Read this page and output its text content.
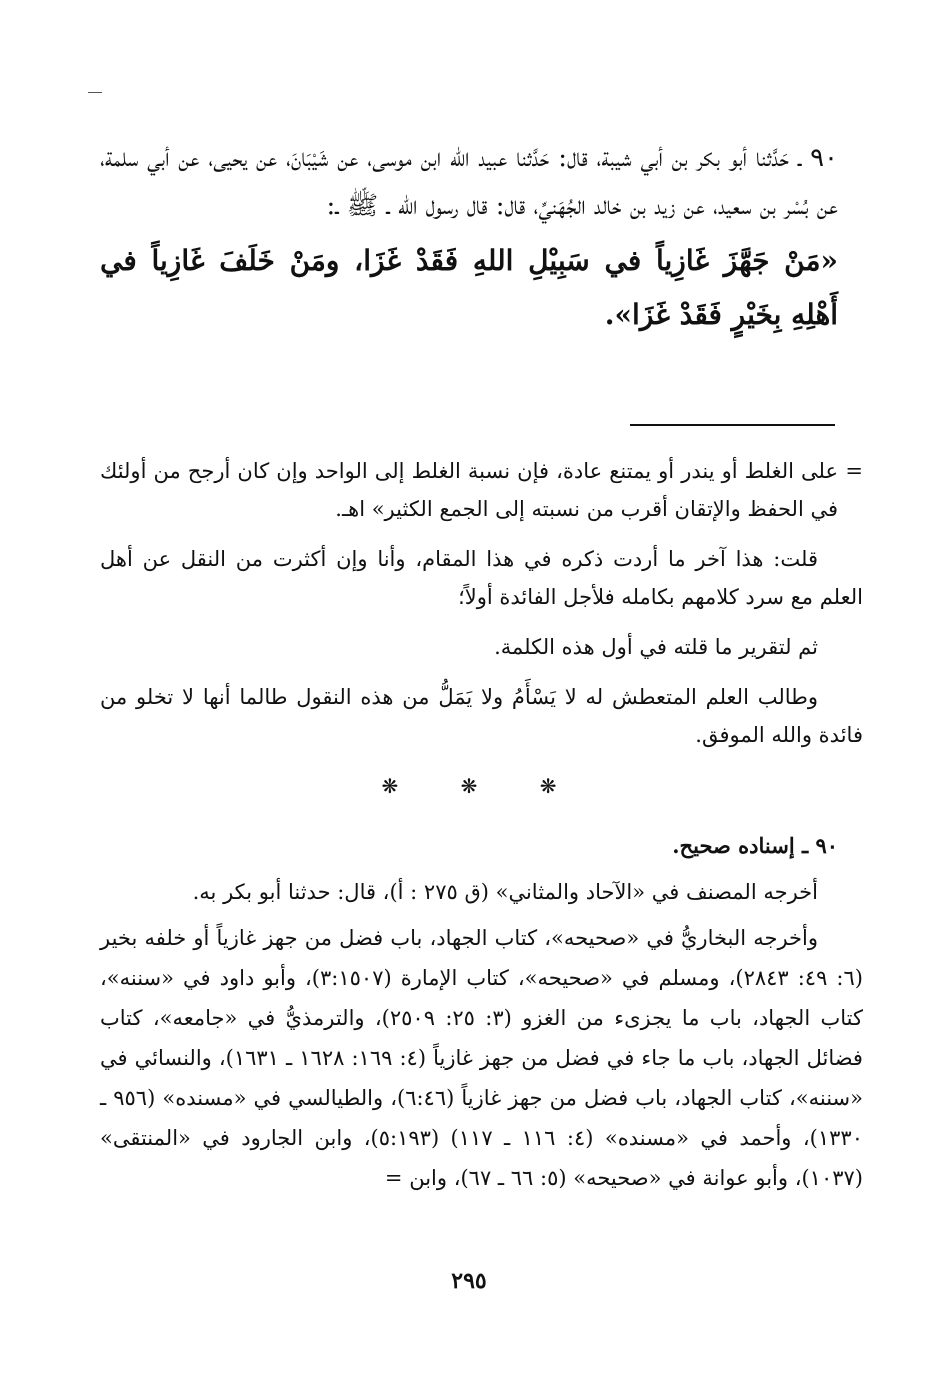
٩٠ ـ حَدَّثنا أبو بكر بن أبي شيبة، قال: حَدَّثنا عبيد الله ابن موسى، عن شَيْبَانَ، عن يحيى، عن أبي سلمة، عن بُسْر بن سعيد، عن زيد بن خالد الجُهَنيِّ، قال: قال رسول الله ـ ﷺ ـ:

«مَنْ جَهَّزَ غَازِياً في سَبِيْلِ اللهِ فَقَدْ غَزَا، ومَنْ خَلَفَ غَازِياً في أَهْلِهِ بِخَيْرٍ فَقَدْ غَزَا».

=
على الغلط أو يندر أو يمتنع عادة، فإن نسبة الغلط إلى الواحد وإن كان أرجح من أولئك في الحفظ والإتقان أقرب من نسبته إلى الجمع الكثير» اهـ.

قلت: هذا آخر ما أردت ذكره في هذا المقام، وأنا وإن أكثرت من النقل عن أهل العلم مع سرد كلامهم بكامله فلأجل الفائدة أولاً؛

ثم لتقرير ما قلته في أول هذه الكلمة.

وطالب العلم المتعطش له لا يَسْأَمُ ولا يَمَلُّ من هذه النقول طالما أنها لا تخلو من فائدة والله الموفق.

❋	❋	❋

٩٠ ـ إسناده صحيح.

أخرجه المصنف في «الآحاد والمثاني» (ق ٢٧٥ : أ)، قال: حدثنا أبو بكر به.

وأخرجه البخاريُّ في «صحيحه»، كتاب الجهاد، باب فضل من جهز غازياً أو خلفه بخير (٦: ٤٩: ٢٨٤٣)، ومسلم في «صحيحه»، كتاب الإمارة (٣:١٥٠٧)، وأبو داود في «سننه»، كتاب الجهاد، باب ما يجزىء من الغزو (٣: ٢٥: ٢٥٠٩)، والترمذيُّ في «جامعه»، كتاب فضائل الجهاد، باب ما جاء في فضل من جهز غازياً (٤: ١٦٩: ١٦٢٨ ـ ١٦٣١)، والنسائي في «سننه»، كتاب الجهاد، باب فضل من جهز غازياً (٦:٤٦)، والطيالسي في «مسنده» (٩٥٦ ـ ١٣٣٠)، وأحمد في «مسنده» (٤: ١١٦ ـ ١١٧) (٥:١٩٣)، وابن الجارود في «المنتقى» (١٠٣٧)، وأبو عوانة في «صحيحه» (٥: ٦٦ ـ ٦٧)، وابن =

٢٩٥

+++

== Task instructions ==
Extract all the data above exactly, excluding every picture.

== Worked answer ==
Read this page and output its text content.
٩٠ ـ حَدَّثنا أبو بكر بن أبي شيبة، قال: حَدَّثنا عبيد الله ابن موسى، عن شَيْبَانَ، عن يحيى، عن أبي سلمة، عن بُسْر بن سعيد، عن زيد بن خالد الجُهَنيِّ، قال: قال رسول الله ـ ﷺ ـ:

«مَنْ جَهَّزَ غَازِياً في سَبِيْلِ اللهِ فَقَدْ غَزَا، ومَنْ خَلَفَ غَازِياً في أَهْلِهِ بِخَيْرٍ فَقَدْ غَزَا».

=
على الغلط أو يندر أو يمتنع عادة، فإن نسبة الغلط إلى الواحد وإن كان أرجح من أولئك في الحفظ والإتقان أقرب من نسبته إلى الجمع الكثير» اهـ.

قلت: هذا آخر ما أردت ذكره في هذا المقام، وأنا وإن أكثرت من النقل عن أهل العلم مع سرد كلامهم بكامله فلأجل الفائدة أولاً؛

ثم لتقرير ما قلته في أول هذه الكلمة.

وطالب العلم المتعطش له لا يَسْأَمُ ولا يَمَلُّ من هذه النقول طالما أنها لا تخلو من فائدة والله الموفق.

❋	❋	❋

٩٠ ـ إسناده صحيح.

أخرجه المصنف في «الآحاد والمثاني» (ق ٢٧٥ : أ)، قال: حدثنا أبو بكر به.

وأخرجه البخاريُّ في «صحيحه»، كتاب الجهاد، باب فضل من جهز غازياً أو خلفه بخير (٦: ٤٩: ٢٨٤٣)، ومسلم في «صحيحه»، كتاب الإمارة (٣:١٥٠٧)، وأبو داود في «سننه»، كتاب الجهاد، باب ما يجزىء من الغزو (٣: ٢٥: ٢٥٠٩)، والترمذيُّ في «جامعه»، كتاب فضائل الجهاد، باب ما جاء في فضل من جهز غازياً (٤: ١٦٩: ١٦٢٨ ـ ١٦٣١)، والنسائي في «سننه»، كتاب الجهاد، باب فضل من جهز غازياً (٦:٤٦)، والطيالسي في «مسنده» (٩٥٦ ـ ١٣٣٠)، وأحمد في «مسنده» (٤: ١١٦ ـ ١١٧) (٥:١٩٣)، وابن الجارود في «المنتقى» (١٠٣٧)، وأبو عوانة في «صحيحه» (٥: ٦٦ ـ ٦٧)، وابن =

٢٩٥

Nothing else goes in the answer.